Identify the lines that contain the word "more", then copy them.

* * *

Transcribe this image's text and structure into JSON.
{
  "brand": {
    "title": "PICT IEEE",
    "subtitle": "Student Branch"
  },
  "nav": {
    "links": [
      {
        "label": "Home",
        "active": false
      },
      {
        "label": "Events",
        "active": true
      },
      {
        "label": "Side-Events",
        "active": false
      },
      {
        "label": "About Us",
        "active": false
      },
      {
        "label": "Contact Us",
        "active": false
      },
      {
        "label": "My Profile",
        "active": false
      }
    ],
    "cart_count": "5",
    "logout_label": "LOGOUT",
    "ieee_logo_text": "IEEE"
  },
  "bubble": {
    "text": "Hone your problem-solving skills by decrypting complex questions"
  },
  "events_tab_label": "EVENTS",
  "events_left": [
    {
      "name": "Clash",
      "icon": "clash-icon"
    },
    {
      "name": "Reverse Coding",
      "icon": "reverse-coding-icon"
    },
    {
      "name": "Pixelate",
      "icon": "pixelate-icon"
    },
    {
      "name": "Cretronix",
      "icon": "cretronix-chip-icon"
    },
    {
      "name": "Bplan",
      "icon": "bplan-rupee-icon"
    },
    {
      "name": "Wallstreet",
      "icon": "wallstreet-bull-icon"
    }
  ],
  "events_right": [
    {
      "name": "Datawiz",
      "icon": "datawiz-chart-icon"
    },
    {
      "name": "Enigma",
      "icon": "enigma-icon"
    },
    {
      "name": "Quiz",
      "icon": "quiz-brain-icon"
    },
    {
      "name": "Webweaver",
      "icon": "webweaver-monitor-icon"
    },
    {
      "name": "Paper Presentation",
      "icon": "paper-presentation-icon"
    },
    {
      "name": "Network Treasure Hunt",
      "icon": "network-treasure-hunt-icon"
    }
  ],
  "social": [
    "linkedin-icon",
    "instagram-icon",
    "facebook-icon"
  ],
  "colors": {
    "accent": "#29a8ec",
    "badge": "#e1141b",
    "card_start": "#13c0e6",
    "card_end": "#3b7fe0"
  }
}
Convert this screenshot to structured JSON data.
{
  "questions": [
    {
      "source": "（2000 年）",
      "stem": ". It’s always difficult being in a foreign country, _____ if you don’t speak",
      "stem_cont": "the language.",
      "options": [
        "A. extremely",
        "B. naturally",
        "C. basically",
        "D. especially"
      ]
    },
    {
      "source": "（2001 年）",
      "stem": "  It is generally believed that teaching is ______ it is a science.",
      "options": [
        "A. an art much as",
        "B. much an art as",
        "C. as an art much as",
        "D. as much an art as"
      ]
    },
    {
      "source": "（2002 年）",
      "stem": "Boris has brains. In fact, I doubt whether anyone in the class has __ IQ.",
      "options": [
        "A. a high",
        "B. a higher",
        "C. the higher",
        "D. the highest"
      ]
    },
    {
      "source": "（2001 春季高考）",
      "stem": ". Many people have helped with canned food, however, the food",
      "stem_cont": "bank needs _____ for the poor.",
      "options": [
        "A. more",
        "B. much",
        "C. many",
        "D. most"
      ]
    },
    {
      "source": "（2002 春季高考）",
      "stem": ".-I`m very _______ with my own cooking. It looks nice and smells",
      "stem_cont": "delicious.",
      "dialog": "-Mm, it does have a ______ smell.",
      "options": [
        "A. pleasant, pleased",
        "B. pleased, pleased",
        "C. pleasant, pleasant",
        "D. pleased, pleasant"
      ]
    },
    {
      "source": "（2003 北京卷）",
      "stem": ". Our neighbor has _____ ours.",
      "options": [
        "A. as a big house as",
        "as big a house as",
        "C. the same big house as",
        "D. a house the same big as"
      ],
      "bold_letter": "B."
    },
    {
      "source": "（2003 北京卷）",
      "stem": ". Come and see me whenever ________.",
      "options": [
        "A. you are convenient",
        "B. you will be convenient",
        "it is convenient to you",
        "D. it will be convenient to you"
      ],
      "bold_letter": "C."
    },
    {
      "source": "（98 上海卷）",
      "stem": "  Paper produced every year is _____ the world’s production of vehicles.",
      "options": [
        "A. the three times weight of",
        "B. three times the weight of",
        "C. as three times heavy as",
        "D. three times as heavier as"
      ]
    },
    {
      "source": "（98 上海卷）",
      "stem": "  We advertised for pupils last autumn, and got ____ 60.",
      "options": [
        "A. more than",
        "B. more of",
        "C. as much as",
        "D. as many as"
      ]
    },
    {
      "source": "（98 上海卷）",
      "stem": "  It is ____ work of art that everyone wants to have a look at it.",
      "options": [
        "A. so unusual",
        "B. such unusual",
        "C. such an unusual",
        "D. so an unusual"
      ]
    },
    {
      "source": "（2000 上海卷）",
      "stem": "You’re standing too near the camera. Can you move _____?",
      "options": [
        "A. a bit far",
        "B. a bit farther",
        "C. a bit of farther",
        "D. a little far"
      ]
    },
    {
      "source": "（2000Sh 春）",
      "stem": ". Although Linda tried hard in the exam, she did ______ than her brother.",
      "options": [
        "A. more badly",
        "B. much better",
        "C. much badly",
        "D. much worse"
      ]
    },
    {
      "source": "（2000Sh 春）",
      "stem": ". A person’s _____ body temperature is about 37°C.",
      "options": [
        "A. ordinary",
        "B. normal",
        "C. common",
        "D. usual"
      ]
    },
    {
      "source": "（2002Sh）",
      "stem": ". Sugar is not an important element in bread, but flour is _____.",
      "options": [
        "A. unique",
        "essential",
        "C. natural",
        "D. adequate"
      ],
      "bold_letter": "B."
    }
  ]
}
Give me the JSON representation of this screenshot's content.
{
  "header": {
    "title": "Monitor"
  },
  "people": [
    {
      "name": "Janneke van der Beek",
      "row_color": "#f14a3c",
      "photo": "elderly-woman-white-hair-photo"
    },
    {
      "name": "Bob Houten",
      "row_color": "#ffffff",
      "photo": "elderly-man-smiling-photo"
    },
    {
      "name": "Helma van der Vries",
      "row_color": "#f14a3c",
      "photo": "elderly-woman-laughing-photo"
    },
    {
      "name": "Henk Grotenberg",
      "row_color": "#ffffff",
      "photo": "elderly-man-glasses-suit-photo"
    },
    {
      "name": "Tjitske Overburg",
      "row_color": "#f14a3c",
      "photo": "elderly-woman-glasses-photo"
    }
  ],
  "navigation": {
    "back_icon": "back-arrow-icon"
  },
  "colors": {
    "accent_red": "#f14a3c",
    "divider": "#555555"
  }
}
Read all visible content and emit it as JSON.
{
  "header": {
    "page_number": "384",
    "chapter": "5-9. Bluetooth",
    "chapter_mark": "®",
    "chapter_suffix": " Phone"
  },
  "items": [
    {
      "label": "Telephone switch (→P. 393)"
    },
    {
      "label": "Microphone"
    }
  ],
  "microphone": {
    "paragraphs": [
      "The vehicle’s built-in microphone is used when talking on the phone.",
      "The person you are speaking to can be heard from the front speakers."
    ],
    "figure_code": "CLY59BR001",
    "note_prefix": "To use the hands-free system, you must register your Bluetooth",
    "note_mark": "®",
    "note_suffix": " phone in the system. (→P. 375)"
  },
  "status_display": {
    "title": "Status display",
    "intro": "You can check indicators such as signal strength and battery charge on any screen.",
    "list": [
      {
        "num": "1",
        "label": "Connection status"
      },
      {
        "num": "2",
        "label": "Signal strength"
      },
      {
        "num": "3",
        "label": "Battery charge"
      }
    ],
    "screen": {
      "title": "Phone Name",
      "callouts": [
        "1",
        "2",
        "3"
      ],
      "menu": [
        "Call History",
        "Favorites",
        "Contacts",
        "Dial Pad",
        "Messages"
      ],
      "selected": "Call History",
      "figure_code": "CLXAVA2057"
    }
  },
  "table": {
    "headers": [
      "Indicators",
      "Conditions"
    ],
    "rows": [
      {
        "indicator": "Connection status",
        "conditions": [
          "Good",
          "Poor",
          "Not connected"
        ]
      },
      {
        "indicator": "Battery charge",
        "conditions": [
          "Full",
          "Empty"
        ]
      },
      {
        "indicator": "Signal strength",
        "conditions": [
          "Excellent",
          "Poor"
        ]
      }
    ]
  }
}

* * *

◆ **COMPLETED EXERCISE**:
        "A. more",
        "A. more than",
        "B. more of",
        "A. more badly",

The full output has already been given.